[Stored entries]
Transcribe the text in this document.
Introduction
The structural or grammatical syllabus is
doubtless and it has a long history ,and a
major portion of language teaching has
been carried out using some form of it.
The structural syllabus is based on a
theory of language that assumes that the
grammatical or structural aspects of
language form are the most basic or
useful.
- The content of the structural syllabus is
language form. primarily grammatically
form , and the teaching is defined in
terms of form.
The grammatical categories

» Exercise: Report the number of lines that include the string "structural"; return nothing but the count.

» Solution to this exercise: 4